### Set exercise
Please give the listing again, word for word, with nothing left out.

(Collected data)
————

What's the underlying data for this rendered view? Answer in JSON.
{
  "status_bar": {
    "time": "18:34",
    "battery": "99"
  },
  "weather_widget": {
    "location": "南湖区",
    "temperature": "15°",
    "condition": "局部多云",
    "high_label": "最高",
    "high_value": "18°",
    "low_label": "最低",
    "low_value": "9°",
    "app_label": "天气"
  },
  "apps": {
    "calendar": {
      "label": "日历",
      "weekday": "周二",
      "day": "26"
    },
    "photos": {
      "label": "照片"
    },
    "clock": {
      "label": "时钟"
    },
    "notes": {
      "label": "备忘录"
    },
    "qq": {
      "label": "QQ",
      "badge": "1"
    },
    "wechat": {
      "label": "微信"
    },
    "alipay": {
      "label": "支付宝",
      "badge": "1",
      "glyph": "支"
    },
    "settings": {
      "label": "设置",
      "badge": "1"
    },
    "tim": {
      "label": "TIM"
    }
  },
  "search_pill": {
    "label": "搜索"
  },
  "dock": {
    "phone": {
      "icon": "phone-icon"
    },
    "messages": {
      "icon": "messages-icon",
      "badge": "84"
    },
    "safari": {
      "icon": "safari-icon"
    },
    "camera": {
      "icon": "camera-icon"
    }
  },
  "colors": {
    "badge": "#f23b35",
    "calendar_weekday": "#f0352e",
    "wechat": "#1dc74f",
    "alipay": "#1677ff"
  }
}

————

### Complete output
What's the underlying data for this rendered view? Answer in JSON.
{
  "status_bar": {
    "time": "18:34",
    "battery": "99"
  },
  "weather_widget": {
    "location": "南湖区",
    "temperature": "15°",
    "condition": "局部多云",
    "high_label": "最高",
    "high_value": "18°",
    "low_label": "最低",
    "low_value": "9°",
    "app_label": "天气"
  },
  "apps": {
    "calendar": {
      "label": "日历",
      "weekday": "周二",
      "day": "26"
    },
    "photos": {
      "label": "照片"
    },
    "clock": {
      "label": "时钟"
    },
    "notes": {
      "label": "备忘录"
    },
    "qq": {
      "label": "QQ",
      "badge": "1"
    },
    "wechat": {
      "label": "微信"
    },
    "alipay": {
      "label": "支付宝",
      "badge": "1",
      "glyph": "支"
    },
    "settings": {
      "label": "设置",
      "badge": "1"
    },
    "tim": {
      "label": "TIM"
    }
  },
  "search_pill": {
    "label": "搜索"
  },
  "dock": {
    "phone": {
      "icon": "phone-icon"
    },
    "messages": {
      "icon": "messages-icon",
      "badge": "84"
    },
    "safari": {
      "icon": "safari-icon"
    },
    "camera": {
      "icon": "camera-icon"
    }
  },
  "colors": {
    "badge": "#f23b35",
    "calendar_weekday": "#f0352e",
    "wechat": "#1dc74f",
    "alipay": "#1677ff"
  }
}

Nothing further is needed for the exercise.